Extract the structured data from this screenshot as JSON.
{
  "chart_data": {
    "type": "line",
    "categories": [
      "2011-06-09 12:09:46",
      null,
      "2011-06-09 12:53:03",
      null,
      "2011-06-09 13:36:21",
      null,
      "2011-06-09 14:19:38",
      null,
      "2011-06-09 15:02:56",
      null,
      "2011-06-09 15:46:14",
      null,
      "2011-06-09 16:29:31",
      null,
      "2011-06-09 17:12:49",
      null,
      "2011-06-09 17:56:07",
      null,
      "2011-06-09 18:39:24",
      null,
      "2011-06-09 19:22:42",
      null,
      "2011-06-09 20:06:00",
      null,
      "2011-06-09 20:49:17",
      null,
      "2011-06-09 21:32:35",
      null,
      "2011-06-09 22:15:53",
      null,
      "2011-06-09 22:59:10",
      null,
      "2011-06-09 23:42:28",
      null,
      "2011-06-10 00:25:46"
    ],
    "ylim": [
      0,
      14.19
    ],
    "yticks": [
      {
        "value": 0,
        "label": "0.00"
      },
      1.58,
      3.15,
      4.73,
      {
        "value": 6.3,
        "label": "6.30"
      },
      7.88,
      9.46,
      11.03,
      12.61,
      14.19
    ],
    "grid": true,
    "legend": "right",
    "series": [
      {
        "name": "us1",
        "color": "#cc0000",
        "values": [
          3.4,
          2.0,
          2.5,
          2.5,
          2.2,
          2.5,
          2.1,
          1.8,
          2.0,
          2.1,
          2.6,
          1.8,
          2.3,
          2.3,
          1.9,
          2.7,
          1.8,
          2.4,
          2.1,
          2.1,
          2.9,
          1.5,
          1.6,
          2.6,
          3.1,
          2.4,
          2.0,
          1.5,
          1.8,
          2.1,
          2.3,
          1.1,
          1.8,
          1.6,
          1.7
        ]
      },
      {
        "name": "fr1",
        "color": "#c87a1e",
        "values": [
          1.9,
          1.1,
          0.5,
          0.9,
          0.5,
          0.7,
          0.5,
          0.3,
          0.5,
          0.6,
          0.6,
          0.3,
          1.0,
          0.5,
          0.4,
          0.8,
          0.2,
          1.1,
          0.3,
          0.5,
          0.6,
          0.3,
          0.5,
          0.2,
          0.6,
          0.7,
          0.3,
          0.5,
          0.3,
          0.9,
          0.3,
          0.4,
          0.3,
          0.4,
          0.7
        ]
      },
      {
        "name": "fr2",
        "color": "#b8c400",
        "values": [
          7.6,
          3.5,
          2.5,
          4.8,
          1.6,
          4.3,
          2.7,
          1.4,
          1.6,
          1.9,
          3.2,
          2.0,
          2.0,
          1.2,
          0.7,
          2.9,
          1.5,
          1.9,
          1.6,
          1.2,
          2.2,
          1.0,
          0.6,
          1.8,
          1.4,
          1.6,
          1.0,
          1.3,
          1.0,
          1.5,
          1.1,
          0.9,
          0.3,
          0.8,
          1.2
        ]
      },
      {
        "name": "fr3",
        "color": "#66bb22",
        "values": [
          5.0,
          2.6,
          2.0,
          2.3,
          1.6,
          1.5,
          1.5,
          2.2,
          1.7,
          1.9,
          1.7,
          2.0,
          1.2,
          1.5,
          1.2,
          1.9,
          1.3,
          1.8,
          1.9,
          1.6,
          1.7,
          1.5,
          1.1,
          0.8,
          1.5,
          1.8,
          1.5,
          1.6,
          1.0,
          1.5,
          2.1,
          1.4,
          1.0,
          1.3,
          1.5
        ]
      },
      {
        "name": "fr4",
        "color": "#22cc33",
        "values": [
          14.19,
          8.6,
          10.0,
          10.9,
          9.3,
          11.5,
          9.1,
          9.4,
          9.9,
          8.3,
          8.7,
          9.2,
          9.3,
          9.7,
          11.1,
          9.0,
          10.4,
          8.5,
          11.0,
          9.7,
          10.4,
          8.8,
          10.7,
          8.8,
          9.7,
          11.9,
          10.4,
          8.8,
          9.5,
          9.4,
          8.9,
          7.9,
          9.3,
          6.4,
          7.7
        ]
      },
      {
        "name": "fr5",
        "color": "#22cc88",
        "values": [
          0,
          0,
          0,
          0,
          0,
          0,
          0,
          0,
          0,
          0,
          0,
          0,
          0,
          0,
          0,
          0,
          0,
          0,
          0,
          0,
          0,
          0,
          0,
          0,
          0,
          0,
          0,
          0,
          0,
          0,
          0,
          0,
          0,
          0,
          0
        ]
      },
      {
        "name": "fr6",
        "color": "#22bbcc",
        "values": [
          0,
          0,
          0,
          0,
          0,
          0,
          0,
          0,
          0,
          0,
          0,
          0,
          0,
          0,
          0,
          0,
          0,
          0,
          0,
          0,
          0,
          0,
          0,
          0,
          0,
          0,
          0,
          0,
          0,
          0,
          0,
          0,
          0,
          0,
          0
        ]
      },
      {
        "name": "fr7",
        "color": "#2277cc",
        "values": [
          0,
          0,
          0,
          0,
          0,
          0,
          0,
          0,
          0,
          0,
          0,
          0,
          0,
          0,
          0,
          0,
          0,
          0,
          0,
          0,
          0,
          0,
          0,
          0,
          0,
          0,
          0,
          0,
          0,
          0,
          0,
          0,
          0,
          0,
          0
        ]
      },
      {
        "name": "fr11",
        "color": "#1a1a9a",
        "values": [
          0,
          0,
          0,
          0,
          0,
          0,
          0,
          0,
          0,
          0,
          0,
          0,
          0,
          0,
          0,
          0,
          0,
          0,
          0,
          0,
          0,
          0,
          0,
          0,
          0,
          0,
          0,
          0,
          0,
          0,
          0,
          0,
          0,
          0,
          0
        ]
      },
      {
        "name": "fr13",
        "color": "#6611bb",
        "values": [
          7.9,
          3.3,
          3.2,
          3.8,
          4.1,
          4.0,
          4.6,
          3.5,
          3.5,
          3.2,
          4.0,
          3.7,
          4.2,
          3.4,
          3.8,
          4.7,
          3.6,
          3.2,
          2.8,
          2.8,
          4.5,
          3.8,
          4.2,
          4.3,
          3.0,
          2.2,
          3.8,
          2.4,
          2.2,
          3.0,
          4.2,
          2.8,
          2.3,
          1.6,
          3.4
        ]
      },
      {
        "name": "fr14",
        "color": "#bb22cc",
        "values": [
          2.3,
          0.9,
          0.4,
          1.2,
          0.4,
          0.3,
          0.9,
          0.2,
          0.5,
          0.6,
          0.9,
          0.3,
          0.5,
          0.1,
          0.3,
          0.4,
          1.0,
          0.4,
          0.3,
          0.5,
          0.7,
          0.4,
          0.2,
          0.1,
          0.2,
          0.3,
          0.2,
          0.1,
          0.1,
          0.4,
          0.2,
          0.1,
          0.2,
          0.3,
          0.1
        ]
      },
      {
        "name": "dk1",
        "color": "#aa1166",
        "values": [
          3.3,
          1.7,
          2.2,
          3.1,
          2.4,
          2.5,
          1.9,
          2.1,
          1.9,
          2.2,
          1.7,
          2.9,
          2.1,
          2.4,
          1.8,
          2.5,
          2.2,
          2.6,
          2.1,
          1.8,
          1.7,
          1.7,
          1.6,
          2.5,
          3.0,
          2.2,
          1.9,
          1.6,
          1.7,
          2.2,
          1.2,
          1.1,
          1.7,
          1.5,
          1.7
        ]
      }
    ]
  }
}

──────────────────────────────

» **What to produce**
Lines that hold "name" are the ones to copy; find all of them.

» **Answer to the exercise**
        "name": "us1",
        "name": "fr1",
        "name": "fr2",
        "name": "fr3",
        "name": "fr4",
        "name": "fr5",
        "name": "fr6",
        "name": "fr7",
        "name": "fr11",
        "name": "fr13",
        "name": "fr14",
        "name": "dk1",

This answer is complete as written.